■ **PROBLEM DETAILS**: Skip the images and return the records below exactly.

■ **PROVIDED MATERIAL**:

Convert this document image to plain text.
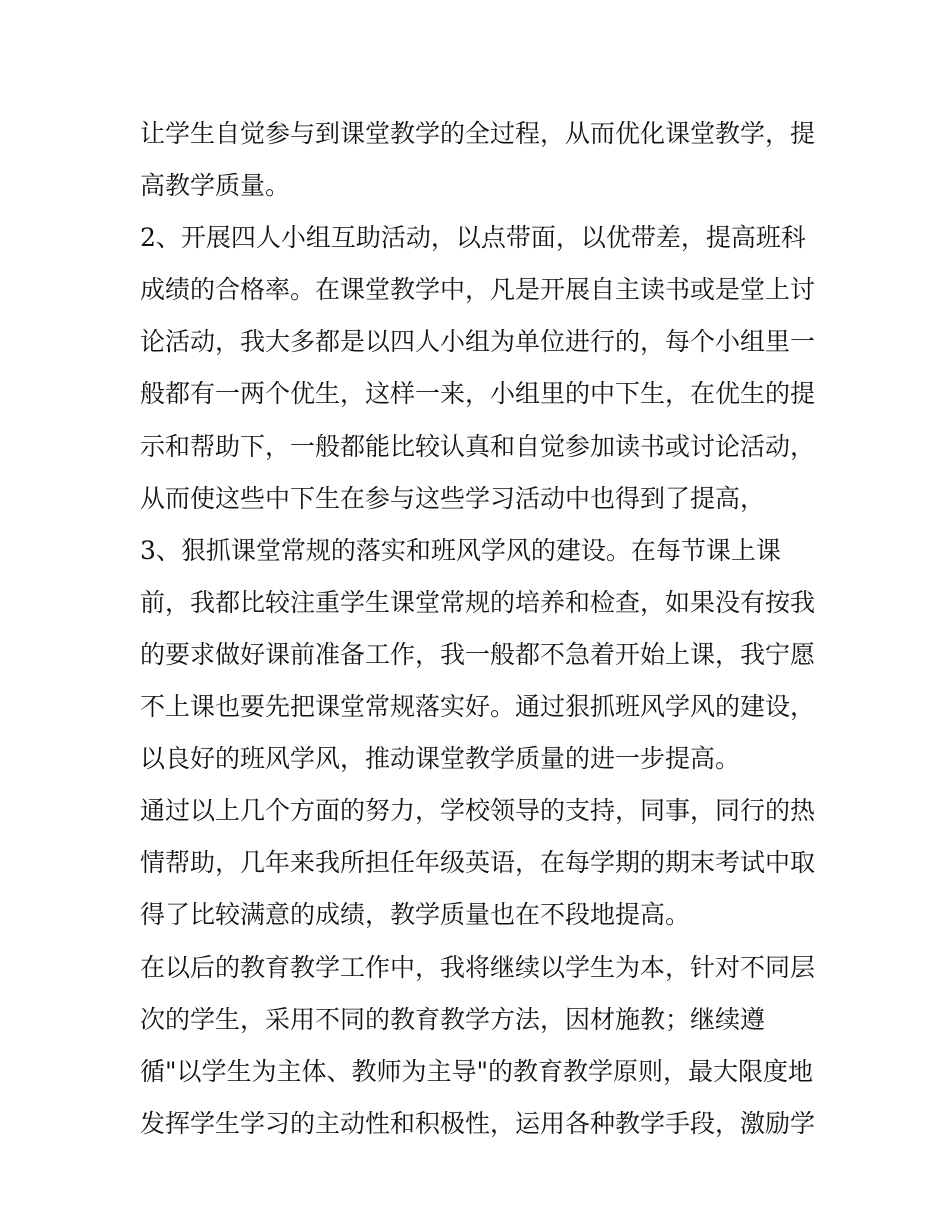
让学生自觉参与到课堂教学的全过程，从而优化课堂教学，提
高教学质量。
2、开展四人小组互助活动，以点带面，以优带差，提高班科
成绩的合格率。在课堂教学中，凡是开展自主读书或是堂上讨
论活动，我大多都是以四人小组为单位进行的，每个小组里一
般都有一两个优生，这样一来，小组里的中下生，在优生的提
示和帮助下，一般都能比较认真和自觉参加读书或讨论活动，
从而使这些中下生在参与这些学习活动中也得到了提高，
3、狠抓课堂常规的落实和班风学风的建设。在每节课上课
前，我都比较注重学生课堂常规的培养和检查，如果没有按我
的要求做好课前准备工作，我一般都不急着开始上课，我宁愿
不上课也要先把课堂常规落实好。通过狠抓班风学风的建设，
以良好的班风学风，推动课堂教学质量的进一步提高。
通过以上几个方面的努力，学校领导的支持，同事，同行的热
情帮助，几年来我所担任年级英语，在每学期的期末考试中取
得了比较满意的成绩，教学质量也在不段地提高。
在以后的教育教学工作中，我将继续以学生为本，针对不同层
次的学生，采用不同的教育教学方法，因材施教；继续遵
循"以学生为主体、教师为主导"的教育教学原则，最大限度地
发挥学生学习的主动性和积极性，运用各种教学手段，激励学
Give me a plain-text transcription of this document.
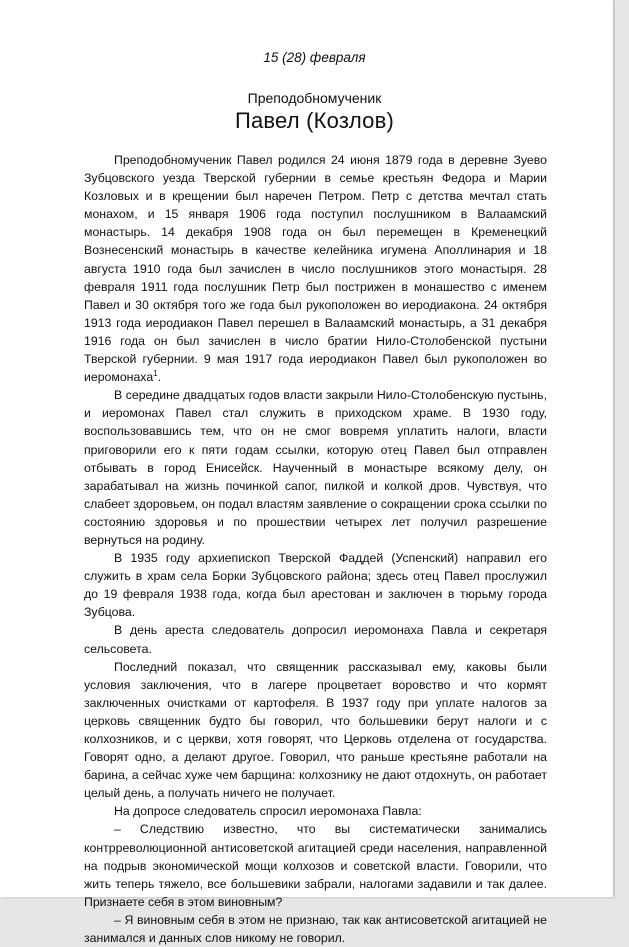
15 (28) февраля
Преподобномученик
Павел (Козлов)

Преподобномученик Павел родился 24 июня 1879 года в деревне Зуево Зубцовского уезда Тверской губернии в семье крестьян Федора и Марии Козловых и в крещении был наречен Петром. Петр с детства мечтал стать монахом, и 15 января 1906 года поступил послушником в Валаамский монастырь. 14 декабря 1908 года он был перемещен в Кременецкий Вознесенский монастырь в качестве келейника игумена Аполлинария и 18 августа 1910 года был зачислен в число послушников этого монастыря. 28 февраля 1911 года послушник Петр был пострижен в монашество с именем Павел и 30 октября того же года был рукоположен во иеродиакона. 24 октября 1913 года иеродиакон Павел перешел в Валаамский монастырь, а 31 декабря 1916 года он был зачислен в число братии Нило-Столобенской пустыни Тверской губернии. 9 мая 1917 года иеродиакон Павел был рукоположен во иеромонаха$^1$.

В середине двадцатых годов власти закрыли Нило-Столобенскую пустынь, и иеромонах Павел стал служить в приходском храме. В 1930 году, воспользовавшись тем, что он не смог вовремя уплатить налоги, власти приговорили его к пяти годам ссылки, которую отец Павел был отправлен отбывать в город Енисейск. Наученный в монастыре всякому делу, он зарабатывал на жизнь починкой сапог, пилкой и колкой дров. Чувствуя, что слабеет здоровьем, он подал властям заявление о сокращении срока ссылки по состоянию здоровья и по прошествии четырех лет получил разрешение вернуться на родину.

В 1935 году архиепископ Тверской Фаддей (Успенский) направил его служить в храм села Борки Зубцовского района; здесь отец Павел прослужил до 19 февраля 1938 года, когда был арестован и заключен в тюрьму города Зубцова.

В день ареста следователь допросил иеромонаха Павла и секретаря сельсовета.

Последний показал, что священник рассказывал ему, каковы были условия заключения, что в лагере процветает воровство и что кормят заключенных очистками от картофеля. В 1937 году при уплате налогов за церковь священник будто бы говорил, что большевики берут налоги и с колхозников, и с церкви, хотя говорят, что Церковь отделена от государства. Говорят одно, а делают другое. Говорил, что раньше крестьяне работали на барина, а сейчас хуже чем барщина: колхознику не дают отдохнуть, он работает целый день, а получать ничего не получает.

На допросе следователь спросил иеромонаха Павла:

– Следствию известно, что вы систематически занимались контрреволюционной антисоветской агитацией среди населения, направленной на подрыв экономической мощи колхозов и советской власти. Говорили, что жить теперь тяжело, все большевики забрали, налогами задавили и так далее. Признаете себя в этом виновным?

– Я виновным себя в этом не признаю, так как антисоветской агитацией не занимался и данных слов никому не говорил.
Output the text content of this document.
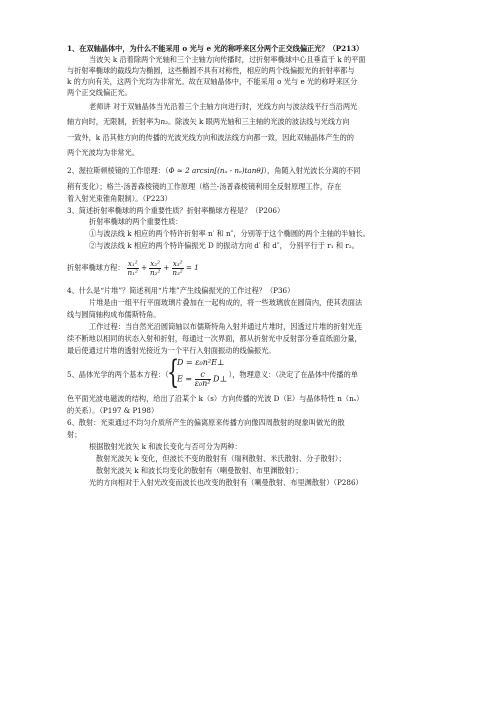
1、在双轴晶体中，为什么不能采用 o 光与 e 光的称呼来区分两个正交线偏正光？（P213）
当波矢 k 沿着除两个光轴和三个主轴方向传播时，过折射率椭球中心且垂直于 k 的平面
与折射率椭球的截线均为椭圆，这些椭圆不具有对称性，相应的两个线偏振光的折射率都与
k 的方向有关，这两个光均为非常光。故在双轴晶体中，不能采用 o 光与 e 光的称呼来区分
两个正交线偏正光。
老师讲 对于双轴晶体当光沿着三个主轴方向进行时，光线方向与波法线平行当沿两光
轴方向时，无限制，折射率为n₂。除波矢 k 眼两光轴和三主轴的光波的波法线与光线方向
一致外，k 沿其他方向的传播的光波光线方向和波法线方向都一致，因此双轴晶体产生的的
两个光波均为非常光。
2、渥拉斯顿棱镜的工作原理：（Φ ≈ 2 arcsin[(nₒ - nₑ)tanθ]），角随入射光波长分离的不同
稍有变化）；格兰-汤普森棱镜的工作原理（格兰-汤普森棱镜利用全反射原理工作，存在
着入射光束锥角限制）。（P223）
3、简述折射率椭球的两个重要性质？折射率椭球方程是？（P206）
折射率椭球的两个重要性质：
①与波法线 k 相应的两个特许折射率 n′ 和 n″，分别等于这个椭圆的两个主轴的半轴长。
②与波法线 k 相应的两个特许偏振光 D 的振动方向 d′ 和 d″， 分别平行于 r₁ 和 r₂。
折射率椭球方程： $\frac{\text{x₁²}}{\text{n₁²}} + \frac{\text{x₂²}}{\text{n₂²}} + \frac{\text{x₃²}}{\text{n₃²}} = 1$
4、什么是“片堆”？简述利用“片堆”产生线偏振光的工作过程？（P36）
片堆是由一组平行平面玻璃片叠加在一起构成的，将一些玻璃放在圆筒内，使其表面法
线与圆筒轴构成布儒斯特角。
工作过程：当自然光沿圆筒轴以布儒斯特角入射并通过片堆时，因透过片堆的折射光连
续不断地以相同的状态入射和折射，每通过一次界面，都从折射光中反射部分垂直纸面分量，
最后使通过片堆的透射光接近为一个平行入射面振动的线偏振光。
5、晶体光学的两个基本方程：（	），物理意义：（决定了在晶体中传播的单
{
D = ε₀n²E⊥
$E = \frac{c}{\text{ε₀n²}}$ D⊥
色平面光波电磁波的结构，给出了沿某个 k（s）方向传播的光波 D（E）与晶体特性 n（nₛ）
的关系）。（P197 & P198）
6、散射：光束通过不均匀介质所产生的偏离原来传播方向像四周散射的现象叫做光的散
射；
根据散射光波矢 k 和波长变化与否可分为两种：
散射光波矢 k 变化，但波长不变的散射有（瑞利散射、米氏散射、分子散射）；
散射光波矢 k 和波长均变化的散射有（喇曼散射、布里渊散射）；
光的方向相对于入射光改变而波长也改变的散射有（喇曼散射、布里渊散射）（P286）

■ **THE ANSWER**:
Convert this document image to plain text.
让学生自觉参与到课堂教学的全过程，从而优化课堂教学，提
高教学质量。
2、开展四人小组互助活动，以点带面，以优带差，提高班科
成绩的合格率。在课堂教学中，凡是开展自主读书或是堂上讨
论活动，我大多都是以四人小组为单位进行的，每个小组里一
般都有一两个优生，这样一来，小组里的中下生，在优生的提
示和帮助下，一般都能比较认真和自觉参加读书或讨论活动，
从而使这些中下生在参与这些学习活动中也得到了提高，
3、狠抓课堂常规的落实和班风学风的建设。在每节课上课
前，我都比较注重学生课堂常规的培养和检查，如果没有按我
的要求做好课前准备工作，我一般都不急着开始上课，我宁愿
不上课也要先把课堂常规落实好。通过狠抓班风学风的建设，
以良好的班风学风，推动课堂教学质量的进一步提高。
通过以上几个方面的努力，学校领导的支持，同事，同行的热
情帮助，几年来我所担任年级英语，在每学期的期末考试中取
得了比较满意的成绩，教学质量也在不段地提高。
在以后的教育教学工作中，我将继续以学生为本，针对不同层
次的学生，采用不同的教育教学方法，因材施教；继续遵
循"以学生为主体、教师为主导"的教育教学原则，最大限度地
发挥学生学习的主动性和积极性，运用各种教学手段，激励学
Give me a plain-text transcription of this document.
15 (28) февраля
Преподобномученик
Павел (Козлов)

Преподобномученик Павел родился 24 июня 1879 года в деревне Зуево Зубцовского уезда Тверской губернии в семье крестьян Федора и Марии Козловых и в крещении был наречен Петром. Петр с детства мечтал стать монахом, и 15 января 1906 года поступил послушником в Валаамский монастырь. 14 декабря 1908 года он был перемещен в Кременецкий Вознесенский монастырь в качестве келейника игумена Аполлинария и 18 августа 1910 года был зачислен в число послушников этого монастыря. 28 февраля 1911 года послушник Петр был пострижен в монашество с именем Павел и 30 октября того же года был рукоположен во иеродиакона. 24 октября 1913 года иеродиакон Павел перешел в Валаамский монастырь, а 31 декабря 1916 года он был зачислен в число братии Нило-Столобенской пустыни Тверской губернии. 9 мая 1917 года иеродиакон Павел был рукоположен во иеромонаха$^1$.

В середине двадцатых годов власти закрыли Нило-Столобенскую пустынь, и иеромонах Павел стал служить в приходском храме. В 1930 году, воспользовавшись тем, что он не смог вовремя уплатить налоги, власти приговорили его к пяти годам ссылки, которую отец Павел был отправлен отбывать в город Енисейск. Наученный в монастыре всякому делу, он зарабатывал на жизнь починкой сапог, пилкой и колкой дров. Чувствуя, что слабеет здоровьем, он подал властям заявление о сокращении срока ссылки по состоянию здоровья и по прошествии четырех лет получил разрешение вернуться на родину.

В 1935 году архиепископ Тверской Фаддей (Успенский) направил его служить в храм села Борки Зубцовского района; здесь отец Павел прослужил до 19 февраля 1938 года, когда был арестован и заключен в тюрьму города Зубцова.

В день ареста следователь допросил иеромонаха Павла и секретаря сельсовета.

Последний показал, что священник рассказывал ему, каковы были условия заключения, что в лагере процветает воровство и что кормят заключенных очистками от картофеля. В 1937 году при уплате налогов за церковь священник будто бы говорил, что большевики берут налоги и с колхозников, и с церкви, хотя говорят, что Церковь отделена от государства. Говорят одно, а делают другое. Говорил, что раньше крестьяне работали на барина, а сейчас хуже чем барщина: колхознику не дают отдохнуть, он работает целый день, а получать ничего не получает.

На допросе следователь спросил иеромонаха Павла:

– Следствию известно, что вы систематически занимались контрреволюционной антисоветской агитацией среди населения, направленной на подрыв экономической мощи колхозов и советской власти. Говорили, что жить теперь тяжело, все большевики забрали, налогами задавили и так далее. Признаете себя в этом виновным?

– Я виновным себя в этом не признаю, так как антисоветской агитацией не занимался и данных слов никому не говорил.
Output the text content of this document.
1、在双轴晶体中，为什么不能采用 o 光与 e 光的称呼来区分两个正交线偏正光？（P213）
当波矢 k 沿着除两个光轴和三个主轴方向传播时，过折射率椭球中心且垂直于 k 的平面
与折射率椭球的截线均为椭圆，这些椭圆不具有对称性，相应的两个线偏振光的折射率都与
k 的方向有关，这两个光均为非常光。故在双轴晶体中，不能采用 o 光与 e 光的称呼来区分
两个正交线偏正光。
老师讲 对于双轴晶体当光沿着三个主轴方向进行时，光线方向与波法线平行当沿两光
轴方向时，无限制，折射率为n₂。除波矢 k 眼两光轴和三主轴的光波的波法线与光线方向
一致外，k 沿其他方向的传播的光波光线方向和波法线方向都一致，因此双轴晶体产生的的
两个光波均为非常光。
2、渥拉斯顿棱镜的工作原理：（Φ ≈ 2 arcsin[(nₒ - nₑ)tanθ]），角随入射光波长分离的不同
稍有变化）；格兰-汤普森棱镜的工作原理（格兰-汤普森棱镜利用全反射原理工作，存在
着入射光束锥角限制）。（P223）
3、简述折射率椭球的两个重要性质？折射率椭球方程是？（P206）
折射率椭球的两个重要性质：
①与波法线 k 相应的两个特许折射率 n′ 和 n″，分别等于这个椭圆的两个主轴的半轴长。
②与波法线 k 相应的两个特许偏振光 D 的振动方向 d′ 和 d″， 分别平行于 r₁ 和 r₂。
折射率椭球方程： $\frac{\text{x₁²}}{\text{n₁²}} + \frac{\text{x₂²}}{\text{n₂²}} + \frac{\text{x₃²}}{\text{n₃²}} = 1$
4、什么是“片堆”？简述利用“片堆”产生线偏振光的工作过程？（P36）
片堆是由一组平行平面玻璃片叠加在一起构成的，将一些玻璃放在圆筒内，使其表面法
线与圆筒轴构成布儒斯特角。
工作过程：当自然光沿圆筒轴以布儒斯特角入射并通过片堆时，因透过片堆的折射光连
续不断地以相同的状态入射和折射，每通过一次界面，都从折射光中反射部分垂直纸面分量，
最后使通过片堆的透射光接近为一个平行入射面振动的线偏振光。
5、晶体光学的两个基本方程：（	），物理意义：（决定了在晶体中传播的单
{
D = ε₀n²E⊥
$E = \frac{c}{\text{ε₀n²}}$ D⊥
色平面光波电磁波的结构，给出了沿某个 k（s）方向传播的光波 D（E）与晶体特性 n（nₛ）
的关系）。（P197 & P198）
6、散射：光束通过不均匀介质所产生的偏离原来传播方向像四周散射的现象叫做光的散
射；
根据散射光波矢 k 和波长变化与否可分为两种：
散射光波矢 k 变化，但波长不变的散射有（瑞利散射、米氏散射、分子散射）；
散射光波矢 k 和波长均变化的散射有（喇曼散射、布里渊散射）；
光的方向相对于入射光改变而波长也改变的散射有（喇曼散射、布里渊散射）（P286）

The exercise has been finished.